» Exercise data:
## BEGIN

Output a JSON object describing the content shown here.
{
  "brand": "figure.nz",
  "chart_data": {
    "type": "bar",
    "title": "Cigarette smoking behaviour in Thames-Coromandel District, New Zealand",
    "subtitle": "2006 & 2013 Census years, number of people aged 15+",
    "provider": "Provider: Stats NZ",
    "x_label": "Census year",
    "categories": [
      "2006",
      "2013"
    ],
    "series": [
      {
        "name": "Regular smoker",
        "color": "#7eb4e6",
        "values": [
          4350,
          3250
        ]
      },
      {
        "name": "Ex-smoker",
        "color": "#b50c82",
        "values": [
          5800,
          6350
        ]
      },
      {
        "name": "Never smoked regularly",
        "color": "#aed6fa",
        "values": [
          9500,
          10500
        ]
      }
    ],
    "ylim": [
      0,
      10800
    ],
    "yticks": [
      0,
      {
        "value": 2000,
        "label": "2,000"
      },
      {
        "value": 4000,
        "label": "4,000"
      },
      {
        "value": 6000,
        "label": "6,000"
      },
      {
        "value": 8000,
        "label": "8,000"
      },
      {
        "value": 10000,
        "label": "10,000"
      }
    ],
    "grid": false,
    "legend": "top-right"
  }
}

## END

» Given exercise:
The records above should be repeated in full, exactly as given.

» Response:
Output a JSON object describing the content shown here.
{
  "brand": "figure.nz",
  "chart_data": {
    "type": "bar",
    "title": "Cigarette smoking behaviour in Thames-Coromandel District, New Zealand",
    "subtitle": "2006 & 2013 Census years, number of people aged 15+",
    "provider": "Provider: Stats NZ",
    "x_label": "Census year",
    "categories": [
      "2006",
      "2013"
    ],
    "series": [
      {
        "name": "Regular smoker",
        "color": "#7eb4e6",
        "values": [
          4350,
          3250
        ]
      },
      {
        "name": "Ex-smoker",
        "color": "#b50c82",
        "values": [
          5800,
          6350
        ]
      },
      {
        "name": "Never smoked regularly",
        "color": "#aed6fa",
        "values": [
          9500,
          10500
        ]
      }
    ],
    "ylim": [
      0,
      10800
    ],
    "yticks": [
      0,
      {
        "value": 2000,
        "label": "2,000"
      },
      {
        "value": 4000,
        "label": "4,000"
      },
      {
        "value": 6000,
        "label": "6,000"
      },
      {
        "value": 8000,
        "label": "8,000"
      },
      {
        "value": 10000,
        "label": "10,000"
      }
    ],
    "grid": false,
    "legend": "top-right"
  }
}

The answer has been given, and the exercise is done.